The future of customer centricity may ultimately revolve around how the experience left the customer feeling — was the conversation empathetic and personalized, even amid a likely digital-first engagement? Enablement can play a significant role in ensuring the success of a customer-centric journey. The most recent Sales Enablement Analytics Report found that a third of companies are now tracking the level of personalization of customer engagement as a measure of sales effectiveness.

Whether an organization is reevaluating its customer-centric approach or looking to carve out new ones, these strategies will likely play a role in what customer-centricity of the future means for businesses.

Align Enablement Initiatives Through Every Stage of the Buyer’s Journey

Buyers often research on their own before speaking to a sales rep. This provides both a challenge and an opportunity for sellers. The challenge is to overcome any preconceived notions of the company and its product or service. The opportunity for sellers to add value immediately means digging even deeper into what the prospect may be seeking.

“Nowadays, if you look at any buying process, by the time that the potential buyer interacts with you, they’re already more than 50% in the entire sales process, which means that they have already done their research,” said Malvina EL-Sayegh, sales enablement lead at Reachdesk. “They know everything about your company, they have the facts, and often salespeople have to almost act as information checkers, or validating that the information that the prospect has found online is accurate.”

Stored rows.

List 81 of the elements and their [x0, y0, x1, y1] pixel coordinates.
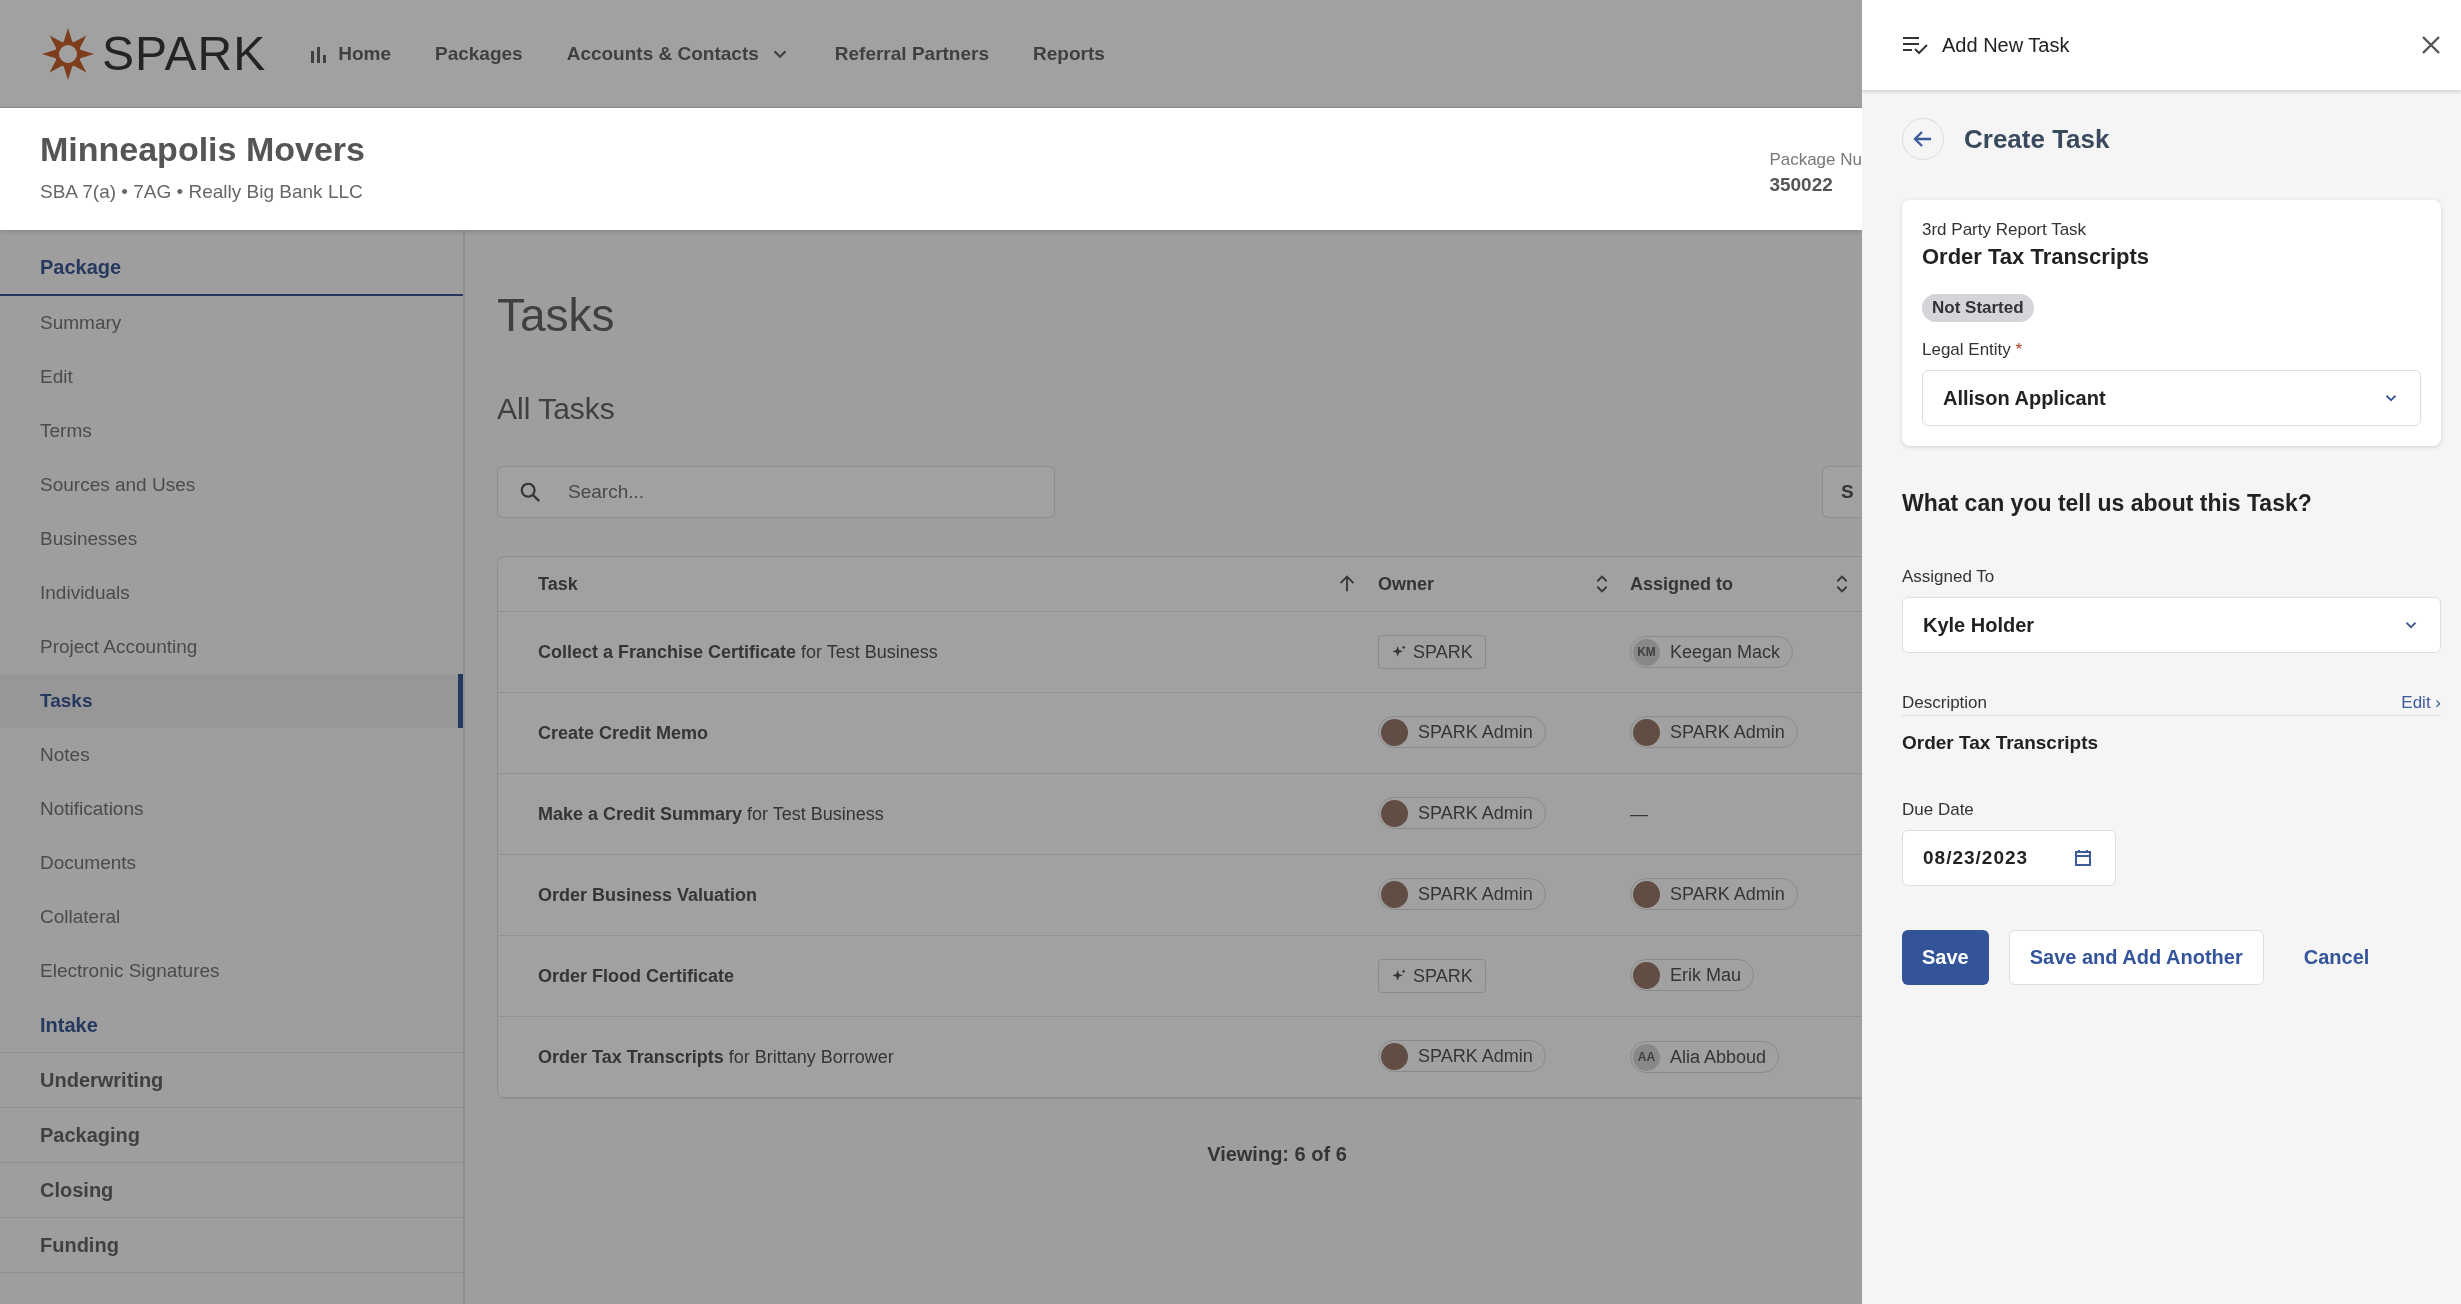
--
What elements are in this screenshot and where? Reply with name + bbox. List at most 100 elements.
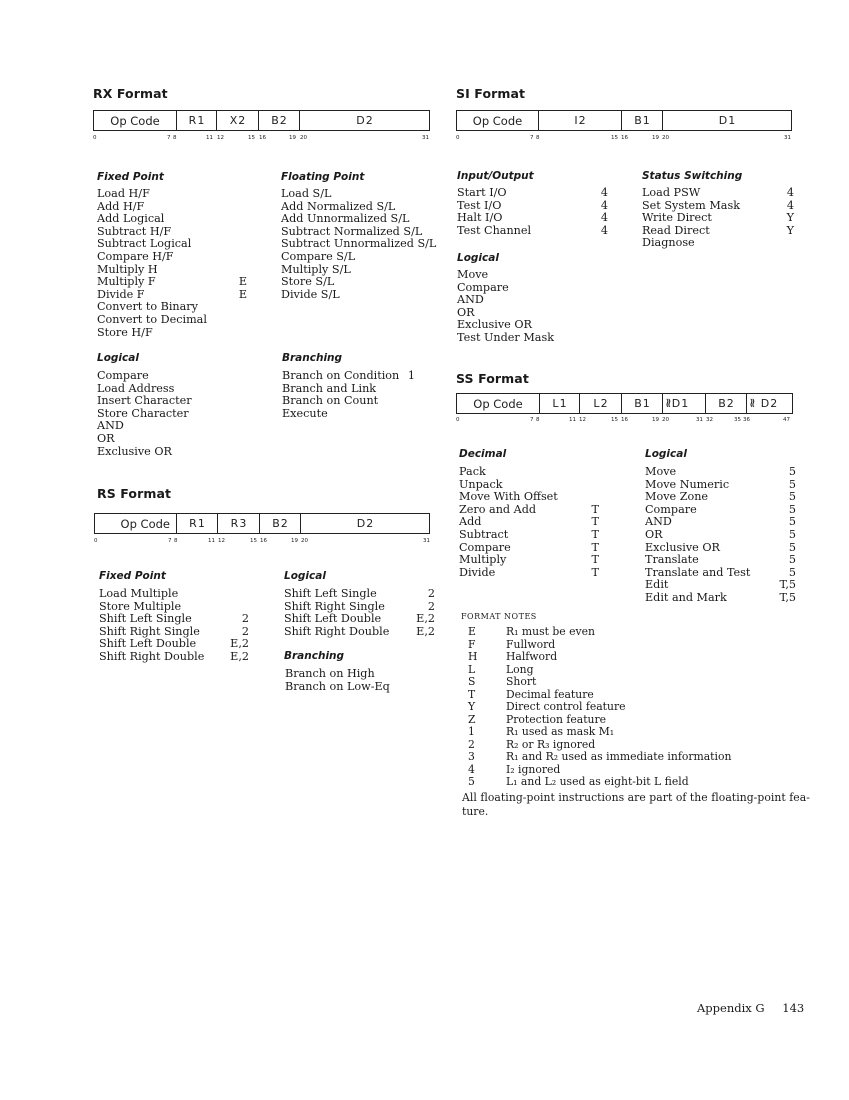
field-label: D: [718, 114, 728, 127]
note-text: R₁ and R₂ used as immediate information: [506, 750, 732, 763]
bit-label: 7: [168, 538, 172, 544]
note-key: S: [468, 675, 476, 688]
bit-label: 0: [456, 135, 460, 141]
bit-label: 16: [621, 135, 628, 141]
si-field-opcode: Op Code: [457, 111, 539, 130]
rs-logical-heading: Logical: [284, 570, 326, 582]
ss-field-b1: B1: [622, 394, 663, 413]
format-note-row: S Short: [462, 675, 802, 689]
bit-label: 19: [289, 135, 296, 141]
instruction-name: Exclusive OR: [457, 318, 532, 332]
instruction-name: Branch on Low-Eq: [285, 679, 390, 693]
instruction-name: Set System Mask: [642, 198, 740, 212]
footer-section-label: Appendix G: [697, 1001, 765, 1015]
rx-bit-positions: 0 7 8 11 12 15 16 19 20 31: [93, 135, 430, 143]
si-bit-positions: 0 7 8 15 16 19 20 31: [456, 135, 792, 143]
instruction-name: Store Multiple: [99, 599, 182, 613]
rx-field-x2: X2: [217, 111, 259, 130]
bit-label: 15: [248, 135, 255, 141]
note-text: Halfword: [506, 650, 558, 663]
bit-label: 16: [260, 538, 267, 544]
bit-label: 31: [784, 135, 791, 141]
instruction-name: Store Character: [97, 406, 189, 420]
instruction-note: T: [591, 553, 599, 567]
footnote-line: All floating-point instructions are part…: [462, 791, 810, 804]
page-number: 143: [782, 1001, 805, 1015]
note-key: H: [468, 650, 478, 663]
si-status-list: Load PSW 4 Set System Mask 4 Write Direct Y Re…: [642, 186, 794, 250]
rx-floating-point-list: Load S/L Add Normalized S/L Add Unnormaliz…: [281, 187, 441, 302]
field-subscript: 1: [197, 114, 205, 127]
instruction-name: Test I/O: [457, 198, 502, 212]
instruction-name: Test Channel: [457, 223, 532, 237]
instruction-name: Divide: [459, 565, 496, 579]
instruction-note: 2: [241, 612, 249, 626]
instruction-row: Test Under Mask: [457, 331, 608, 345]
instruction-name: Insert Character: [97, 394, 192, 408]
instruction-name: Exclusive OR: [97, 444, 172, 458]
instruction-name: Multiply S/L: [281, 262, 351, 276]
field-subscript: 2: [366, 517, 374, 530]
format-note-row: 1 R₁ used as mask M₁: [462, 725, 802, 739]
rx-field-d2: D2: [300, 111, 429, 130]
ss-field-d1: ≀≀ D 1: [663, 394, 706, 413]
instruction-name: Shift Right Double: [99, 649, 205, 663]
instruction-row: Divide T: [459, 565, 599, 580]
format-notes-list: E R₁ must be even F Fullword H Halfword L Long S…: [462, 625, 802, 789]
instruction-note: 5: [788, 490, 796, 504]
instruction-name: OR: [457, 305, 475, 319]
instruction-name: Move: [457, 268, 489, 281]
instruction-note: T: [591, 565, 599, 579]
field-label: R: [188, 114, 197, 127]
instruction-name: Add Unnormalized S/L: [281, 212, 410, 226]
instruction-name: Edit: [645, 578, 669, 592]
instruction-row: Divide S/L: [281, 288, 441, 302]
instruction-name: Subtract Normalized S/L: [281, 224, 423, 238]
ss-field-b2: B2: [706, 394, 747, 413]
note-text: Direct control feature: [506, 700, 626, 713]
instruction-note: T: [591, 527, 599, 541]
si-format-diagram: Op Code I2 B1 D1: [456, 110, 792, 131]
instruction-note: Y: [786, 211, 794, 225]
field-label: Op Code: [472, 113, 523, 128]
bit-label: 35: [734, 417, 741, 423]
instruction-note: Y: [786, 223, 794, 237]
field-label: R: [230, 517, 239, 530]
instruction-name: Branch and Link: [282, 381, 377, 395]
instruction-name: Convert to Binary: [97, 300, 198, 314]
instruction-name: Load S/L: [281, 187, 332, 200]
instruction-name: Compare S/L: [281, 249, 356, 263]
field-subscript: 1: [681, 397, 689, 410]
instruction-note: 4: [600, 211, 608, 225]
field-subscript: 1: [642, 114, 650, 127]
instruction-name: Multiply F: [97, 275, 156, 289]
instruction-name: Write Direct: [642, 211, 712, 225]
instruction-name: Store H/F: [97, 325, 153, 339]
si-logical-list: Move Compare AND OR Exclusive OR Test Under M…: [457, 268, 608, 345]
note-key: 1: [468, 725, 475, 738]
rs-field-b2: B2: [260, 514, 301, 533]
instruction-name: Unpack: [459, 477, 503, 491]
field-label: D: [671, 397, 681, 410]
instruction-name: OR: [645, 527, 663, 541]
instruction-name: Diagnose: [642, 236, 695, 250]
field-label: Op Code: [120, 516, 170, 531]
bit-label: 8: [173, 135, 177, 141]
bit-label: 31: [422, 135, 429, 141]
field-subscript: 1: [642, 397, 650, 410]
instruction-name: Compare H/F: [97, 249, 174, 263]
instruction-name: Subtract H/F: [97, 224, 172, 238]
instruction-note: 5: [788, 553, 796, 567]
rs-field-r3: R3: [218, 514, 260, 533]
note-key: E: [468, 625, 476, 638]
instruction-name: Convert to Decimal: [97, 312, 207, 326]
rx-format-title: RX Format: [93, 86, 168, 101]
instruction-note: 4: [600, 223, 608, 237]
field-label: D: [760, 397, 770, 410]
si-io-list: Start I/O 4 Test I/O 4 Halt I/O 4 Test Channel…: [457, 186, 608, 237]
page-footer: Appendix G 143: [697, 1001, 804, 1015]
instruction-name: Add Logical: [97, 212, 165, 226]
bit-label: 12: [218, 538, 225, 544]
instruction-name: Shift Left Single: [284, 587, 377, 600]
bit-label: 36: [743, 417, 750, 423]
---
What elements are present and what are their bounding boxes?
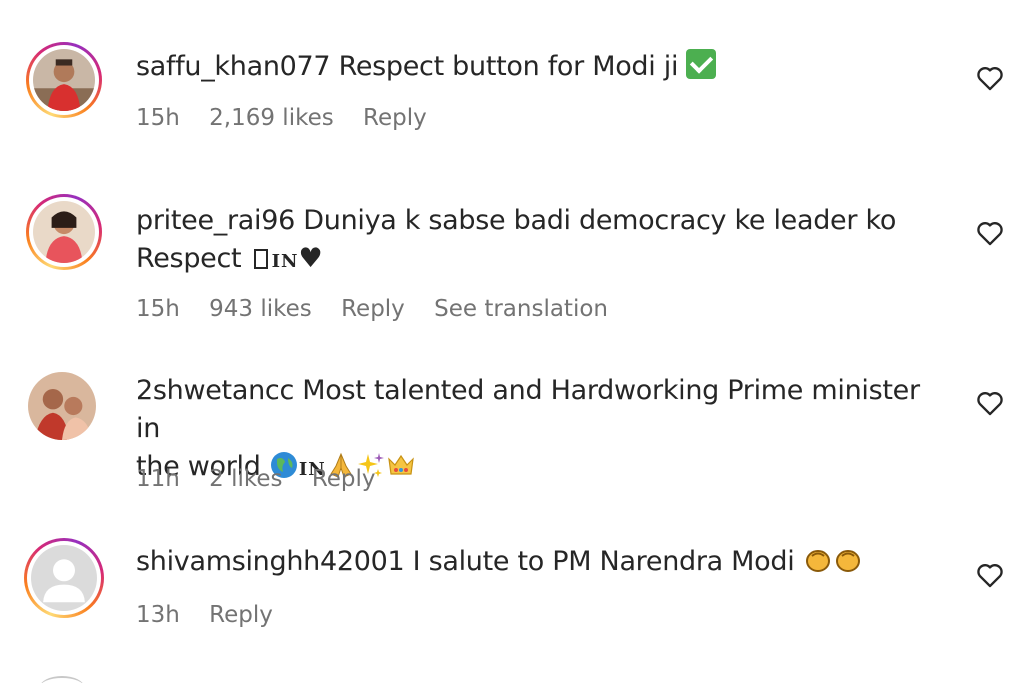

Stated goal. Please return, word for word, everything in the customer-centricity passage from "The future of" down to "of sales effectiveness.". The entries have no connection to the customer-centricity passage.

Solution to this problem.
The future of customer centricity may ultimately revolve around how the experience left the customer feeling — was the conversation empathetic and personalized, even amid a likely digital-first engagement? Enablement can play a significant role in ensuring the success of a customer-centric journey. The most recent Sales Enablement Analytics Report found that a third of companies are now tracking the level of personalization of customer engagement as a measure of sales effectiveness.